■ Required task: Using the listing below, copy every line that mentions "name".

▽

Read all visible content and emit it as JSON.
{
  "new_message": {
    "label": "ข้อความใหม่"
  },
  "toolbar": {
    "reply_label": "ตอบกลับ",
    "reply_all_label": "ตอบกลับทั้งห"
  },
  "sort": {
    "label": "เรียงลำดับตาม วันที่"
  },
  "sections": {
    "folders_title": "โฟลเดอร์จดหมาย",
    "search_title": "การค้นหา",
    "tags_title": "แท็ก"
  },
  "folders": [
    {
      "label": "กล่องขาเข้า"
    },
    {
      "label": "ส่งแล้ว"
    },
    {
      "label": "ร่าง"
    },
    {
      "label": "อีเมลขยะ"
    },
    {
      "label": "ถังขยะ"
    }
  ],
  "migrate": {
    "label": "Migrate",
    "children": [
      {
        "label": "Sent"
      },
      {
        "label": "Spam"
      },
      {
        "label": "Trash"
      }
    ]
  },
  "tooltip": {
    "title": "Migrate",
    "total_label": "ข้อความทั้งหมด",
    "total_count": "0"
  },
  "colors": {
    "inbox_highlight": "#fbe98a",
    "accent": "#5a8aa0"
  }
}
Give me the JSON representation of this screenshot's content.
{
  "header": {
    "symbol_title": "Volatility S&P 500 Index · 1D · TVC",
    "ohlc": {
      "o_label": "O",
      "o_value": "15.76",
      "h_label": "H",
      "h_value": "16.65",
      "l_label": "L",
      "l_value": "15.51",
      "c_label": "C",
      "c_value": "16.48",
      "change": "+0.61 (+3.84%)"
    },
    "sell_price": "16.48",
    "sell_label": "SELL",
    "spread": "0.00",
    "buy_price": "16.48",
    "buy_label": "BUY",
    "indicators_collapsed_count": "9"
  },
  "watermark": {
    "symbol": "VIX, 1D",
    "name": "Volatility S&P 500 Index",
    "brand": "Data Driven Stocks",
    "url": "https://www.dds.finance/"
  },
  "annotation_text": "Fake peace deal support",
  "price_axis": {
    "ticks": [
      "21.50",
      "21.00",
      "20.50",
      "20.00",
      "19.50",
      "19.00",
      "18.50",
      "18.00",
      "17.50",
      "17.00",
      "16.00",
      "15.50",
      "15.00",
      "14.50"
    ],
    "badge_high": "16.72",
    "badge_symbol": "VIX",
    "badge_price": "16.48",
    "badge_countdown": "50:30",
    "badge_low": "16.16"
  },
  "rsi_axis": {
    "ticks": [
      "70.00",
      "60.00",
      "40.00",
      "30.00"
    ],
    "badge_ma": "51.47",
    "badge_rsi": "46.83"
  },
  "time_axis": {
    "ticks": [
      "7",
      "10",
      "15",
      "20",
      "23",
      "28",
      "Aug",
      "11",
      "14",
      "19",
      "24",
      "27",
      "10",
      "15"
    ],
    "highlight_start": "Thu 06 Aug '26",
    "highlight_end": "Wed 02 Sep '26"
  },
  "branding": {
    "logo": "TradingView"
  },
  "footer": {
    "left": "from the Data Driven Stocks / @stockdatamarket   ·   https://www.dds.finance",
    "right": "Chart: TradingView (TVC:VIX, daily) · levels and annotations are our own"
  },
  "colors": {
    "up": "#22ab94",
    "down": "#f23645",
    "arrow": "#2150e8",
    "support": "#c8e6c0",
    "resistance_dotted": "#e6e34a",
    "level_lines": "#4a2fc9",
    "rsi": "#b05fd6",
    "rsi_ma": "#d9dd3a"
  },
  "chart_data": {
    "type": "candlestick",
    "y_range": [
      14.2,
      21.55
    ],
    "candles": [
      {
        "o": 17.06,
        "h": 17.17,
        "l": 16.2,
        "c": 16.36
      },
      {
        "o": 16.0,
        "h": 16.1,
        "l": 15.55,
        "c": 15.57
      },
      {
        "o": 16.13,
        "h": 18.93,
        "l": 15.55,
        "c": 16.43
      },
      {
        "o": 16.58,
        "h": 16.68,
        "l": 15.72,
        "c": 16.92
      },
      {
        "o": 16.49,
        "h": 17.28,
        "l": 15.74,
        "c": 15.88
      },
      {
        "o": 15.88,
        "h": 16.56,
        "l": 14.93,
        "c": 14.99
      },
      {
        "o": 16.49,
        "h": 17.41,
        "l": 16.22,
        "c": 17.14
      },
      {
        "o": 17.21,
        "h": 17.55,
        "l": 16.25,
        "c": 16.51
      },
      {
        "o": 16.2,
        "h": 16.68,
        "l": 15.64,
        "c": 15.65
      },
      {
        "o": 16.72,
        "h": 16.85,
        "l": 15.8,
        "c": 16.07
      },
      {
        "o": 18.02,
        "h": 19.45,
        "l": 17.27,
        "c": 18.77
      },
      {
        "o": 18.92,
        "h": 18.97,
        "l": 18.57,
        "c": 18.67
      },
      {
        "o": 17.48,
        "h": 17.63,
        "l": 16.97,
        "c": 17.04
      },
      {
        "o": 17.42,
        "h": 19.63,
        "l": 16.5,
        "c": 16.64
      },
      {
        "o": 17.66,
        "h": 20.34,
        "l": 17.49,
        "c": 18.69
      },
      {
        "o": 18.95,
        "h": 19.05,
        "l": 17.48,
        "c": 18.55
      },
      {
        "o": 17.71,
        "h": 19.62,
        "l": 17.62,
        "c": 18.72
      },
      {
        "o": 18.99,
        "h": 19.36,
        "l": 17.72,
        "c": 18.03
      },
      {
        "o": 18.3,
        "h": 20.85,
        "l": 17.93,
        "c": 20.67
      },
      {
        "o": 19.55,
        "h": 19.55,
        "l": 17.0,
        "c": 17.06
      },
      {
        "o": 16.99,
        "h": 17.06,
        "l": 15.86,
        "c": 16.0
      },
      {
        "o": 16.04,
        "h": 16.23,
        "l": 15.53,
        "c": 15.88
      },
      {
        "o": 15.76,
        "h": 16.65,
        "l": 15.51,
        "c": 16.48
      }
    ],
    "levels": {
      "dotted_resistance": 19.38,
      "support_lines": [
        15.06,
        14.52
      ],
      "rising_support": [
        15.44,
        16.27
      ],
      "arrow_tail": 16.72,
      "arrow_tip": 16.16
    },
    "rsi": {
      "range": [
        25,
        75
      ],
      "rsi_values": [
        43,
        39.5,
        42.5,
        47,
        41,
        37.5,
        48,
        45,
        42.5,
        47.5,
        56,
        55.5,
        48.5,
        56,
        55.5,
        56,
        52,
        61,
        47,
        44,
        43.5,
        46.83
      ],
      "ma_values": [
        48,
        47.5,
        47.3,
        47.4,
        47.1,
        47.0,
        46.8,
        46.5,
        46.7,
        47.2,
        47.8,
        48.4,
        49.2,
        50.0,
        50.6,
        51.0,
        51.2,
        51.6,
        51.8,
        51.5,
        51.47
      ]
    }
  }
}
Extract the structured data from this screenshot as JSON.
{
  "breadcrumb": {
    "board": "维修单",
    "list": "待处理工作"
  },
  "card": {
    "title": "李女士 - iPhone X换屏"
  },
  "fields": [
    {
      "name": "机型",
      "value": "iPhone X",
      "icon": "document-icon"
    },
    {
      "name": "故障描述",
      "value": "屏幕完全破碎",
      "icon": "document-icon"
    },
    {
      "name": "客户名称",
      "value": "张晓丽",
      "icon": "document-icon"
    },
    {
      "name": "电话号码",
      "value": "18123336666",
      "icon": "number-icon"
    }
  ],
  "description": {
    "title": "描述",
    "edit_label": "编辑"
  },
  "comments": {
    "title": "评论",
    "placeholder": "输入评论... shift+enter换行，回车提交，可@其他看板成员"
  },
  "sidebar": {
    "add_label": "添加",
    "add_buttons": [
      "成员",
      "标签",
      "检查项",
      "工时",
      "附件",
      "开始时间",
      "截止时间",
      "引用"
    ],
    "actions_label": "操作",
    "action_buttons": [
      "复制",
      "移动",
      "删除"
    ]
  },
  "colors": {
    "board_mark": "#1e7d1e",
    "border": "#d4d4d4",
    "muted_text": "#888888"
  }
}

△

■ Answer for the task:
    "name": "Volatility S&P 500 Index",
      "name": "机型",
      "name": "故障描述",
      "name": "客户名称",
      "name": "电话号码",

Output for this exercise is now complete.